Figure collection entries
━━━

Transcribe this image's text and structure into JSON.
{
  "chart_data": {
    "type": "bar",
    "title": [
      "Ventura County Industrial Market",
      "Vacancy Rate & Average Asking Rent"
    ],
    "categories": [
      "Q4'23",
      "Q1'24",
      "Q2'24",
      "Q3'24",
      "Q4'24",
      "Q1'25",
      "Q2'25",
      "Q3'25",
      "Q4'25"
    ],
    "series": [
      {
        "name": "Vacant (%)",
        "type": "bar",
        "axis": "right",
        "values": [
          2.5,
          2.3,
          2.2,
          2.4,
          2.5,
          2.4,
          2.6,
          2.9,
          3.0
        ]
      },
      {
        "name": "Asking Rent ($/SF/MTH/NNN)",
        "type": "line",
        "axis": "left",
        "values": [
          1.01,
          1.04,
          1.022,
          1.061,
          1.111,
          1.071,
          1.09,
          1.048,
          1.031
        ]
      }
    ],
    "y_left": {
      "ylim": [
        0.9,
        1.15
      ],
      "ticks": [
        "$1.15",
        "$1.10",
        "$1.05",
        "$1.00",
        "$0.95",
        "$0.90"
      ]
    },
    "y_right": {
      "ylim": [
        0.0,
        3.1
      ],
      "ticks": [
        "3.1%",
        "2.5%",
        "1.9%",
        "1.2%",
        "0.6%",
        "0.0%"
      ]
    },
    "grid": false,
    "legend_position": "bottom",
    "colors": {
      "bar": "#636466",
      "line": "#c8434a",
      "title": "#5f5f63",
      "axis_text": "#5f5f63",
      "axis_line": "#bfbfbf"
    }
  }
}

━━━

Write out the full listing, keeping every line exactly as it is.

Transcribe this image's text and structure into JSON.
{
  "chart_data": {
    "type": "bar",
    "title": [
      "Ventura County Industrial Market",
      "Vacancy Rate & Average Asking Rent"
    ],
    "categories": [
      "Q4'23",
      "Q1'24",
      "Q2'24",
      "Q3'24",
      "Q4'24",
      "Q1'25",
      "Q2'25",
      "Q3'25",
      "Q4'25"
    ],
    "series": [
      {
        "name": "Vacant (%)",
        "type": "bar",
        "axis": "right",
        "values": [
          2.5,
          2.3,
          2.2,
          2.4,
          2.5,
          2.4,
          2.6,
          2.9,
          3.0
        ]
      },
      {
        "name": "Asking Rent ($/SF/MTH/NNN)",
        "type": "line",
        "axis": "left",
        "values": [
          1.01,
          1.04,
          1.022,
          1.061,
          1.111,
          1.071,
          1.09,
          1.048,
          1.031
        ]
      }
    ],
    "y_left": {
      "ylim": [
        0.9,
        1.15
      ],
      "ticks": [
        "$1.15",
        "$1.10",
        "$1.05",
        "$1.00",
        "$0.95",
        "$0.90"
      ]
    },
    "y_right": {
      "ylim": [
        0.0,
        3.1
      ],
      "ticks": [
        "3.1%",
        "2.5%",
        "1.9%",
        "1.2%",
        "0.6%",
        "0.0%"
      ]
    },
    "grid": false,
    "legend_position": "bottom",
    "colors": {
      "bar": "#636466",
      "line": "#c8434a",
      "title": "#5f5f63",
      "axis_text": "#5f5f63",
      "axis_line": "#bfbfbf"
    }
  }
}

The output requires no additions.